**Exercise instructions:**
Return the listing below word for word.

— begin —

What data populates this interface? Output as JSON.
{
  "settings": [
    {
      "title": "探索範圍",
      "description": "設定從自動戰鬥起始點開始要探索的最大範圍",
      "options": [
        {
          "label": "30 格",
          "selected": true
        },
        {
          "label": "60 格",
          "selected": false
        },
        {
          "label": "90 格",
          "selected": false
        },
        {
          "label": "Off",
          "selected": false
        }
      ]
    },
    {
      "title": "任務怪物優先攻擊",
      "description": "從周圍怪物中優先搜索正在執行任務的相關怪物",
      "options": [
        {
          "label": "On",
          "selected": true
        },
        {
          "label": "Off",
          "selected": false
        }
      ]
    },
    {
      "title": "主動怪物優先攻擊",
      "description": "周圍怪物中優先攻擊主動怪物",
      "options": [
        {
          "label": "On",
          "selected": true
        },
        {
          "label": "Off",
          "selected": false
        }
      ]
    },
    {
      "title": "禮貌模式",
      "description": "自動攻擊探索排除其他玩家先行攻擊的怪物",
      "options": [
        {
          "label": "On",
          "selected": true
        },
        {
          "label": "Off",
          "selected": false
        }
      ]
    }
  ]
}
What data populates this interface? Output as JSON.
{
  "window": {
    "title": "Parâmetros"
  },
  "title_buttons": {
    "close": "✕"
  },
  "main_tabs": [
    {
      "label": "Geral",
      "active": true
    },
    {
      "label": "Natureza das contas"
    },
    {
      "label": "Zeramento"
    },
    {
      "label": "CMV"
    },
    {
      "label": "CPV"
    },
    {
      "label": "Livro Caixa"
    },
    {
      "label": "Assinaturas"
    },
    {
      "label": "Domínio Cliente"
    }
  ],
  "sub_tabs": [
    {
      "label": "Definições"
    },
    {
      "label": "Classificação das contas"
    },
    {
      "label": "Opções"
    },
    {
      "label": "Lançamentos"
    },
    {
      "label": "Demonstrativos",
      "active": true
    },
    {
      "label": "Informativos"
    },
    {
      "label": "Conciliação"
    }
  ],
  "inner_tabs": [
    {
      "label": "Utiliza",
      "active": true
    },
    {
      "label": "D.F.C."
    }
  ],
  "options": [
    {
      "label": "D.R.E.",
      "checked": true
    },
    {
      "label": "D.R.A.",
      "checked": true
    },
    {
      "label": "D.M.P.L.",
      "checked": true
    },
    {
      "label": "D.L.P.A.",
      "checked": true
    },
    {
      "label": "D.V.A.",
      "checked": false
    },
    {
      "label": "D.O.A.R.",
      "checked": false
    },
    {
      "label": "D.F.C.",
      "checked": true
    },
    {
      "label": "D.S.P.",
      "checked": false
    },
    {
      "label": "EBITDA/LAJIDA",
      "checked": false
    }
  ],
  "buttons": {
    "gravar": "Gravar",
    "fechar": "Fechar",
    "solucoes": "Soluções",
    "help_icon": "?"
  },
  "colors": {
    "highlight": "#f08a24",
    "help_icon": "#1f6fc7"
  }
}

— end —

**The reply:**
What data populates this interface? Output as JSON.
{
  "settings": [
    {
      "title": "探索範圍",
      "description": "設定從自動戰鬥起始點開始要探索的最大範圍",
      "options": [
        {
          "label": "30 格",
          "selected": true
        },
        {
          "label": "60 格",
          "selected": false
        },
        {
          "label": "90 格",
          "selected": false
        },
        {
          "label": "Off",
          "selected": false
        }
      ]
    },
    {
      "title": "任務怪物優先攻擊",
      "description": "從周圍怪物中優先搜索正在執行任務的相關怪物",
      "options": [
        {
          "label": "On",
          "selected": true
        },
        {
          "label": "Off",
          "selected": false
        }
      ]
    },
    {
      "title": "主動怪物優先攻擊",
      "description": "周圍怪物中優先攻擊主動怪物",
      "options": [
        {
          "label": "On",
          "selected": true
        },
        {
          "label": "Off",
          "selected": false
        }
      ]
    },
    {
      "title": "禮貌模式",
      "description": "自動攻擊探索排除其他玩家先行攻擊的怪物",
      "options": [
        {
          "label": "On",
          "selected": true
        },
        {
          "label": "Off",
          "selected": false
        }
      ]
    }
  ]
}
What data populates this interface? Output as JSON.
{
  "window": {
    "title": "Parâmetros"
  },
  "title_buttons": {
    "close": "✕"
  },
  "main_tabs": [
    {
      "label": "Geral",
      "active": true
    },
    {
      "label": "Natureza das contas"
    },
    {
      "label": "Zeramento"
    },
    {
      "label": "CMV"
    },
    {
      "label": "CPV"
    },
    {
      "label": "Livro Caixa"
    },
    {
      "label": "Assinaturas"
    },
    {
      "label": "Domínio Cliente"
    }
  ],
  "sub_tabs": [
    {
      "label": "Definições"
    },
    {
      "label": "Classificação das contas"
    },
    {
      "label": "Opções"
    },
    {
      "label": "Lançamentos"
    },
    {
      "label": "Demonstrativos",
      "active": true
    },
    {
      "label": "Informativos"
    },
    {
      "label": "Conciliação"
    }
  ],
  "inner_tabs": [
    {
      "label": "Utiliza",
      "active": true
    },
    {
      "label": "D.F.C."
    }
  ],
  "options": [
    {
      "label": "D.R.E.",
      "checked": true
    },
    {
      "label": "D.R.A.",
      "checked": true
    },
    {
      "label": "D.M.P.L.",
      "checked": true
    },
    {
      "label": "D.L.P.A.",
      "checked": true
    },
    {
      "label": "D.V.A.",
      "checked": false
    },
    {
      "label": "D.O.A.R.",
      "checked": false
    },
    {
      "label": "D.F.C.",
      "checked": true
    },
    {
      "label": "D.S.P.",
      "checked": false
    },
    {
      "label": "EBITDA/LAJIDA",
      "checked": false
    }
  ],
  "buttons": {
    "gravar": "Gravar",
    "fechar": "Fechar",
    "solucoes": "Soluções",
    "help_icon": "?"
  },
  "colors": {
    "highlight": "#f08a24",
    "help_icon": "#1f6fc7"
  }
}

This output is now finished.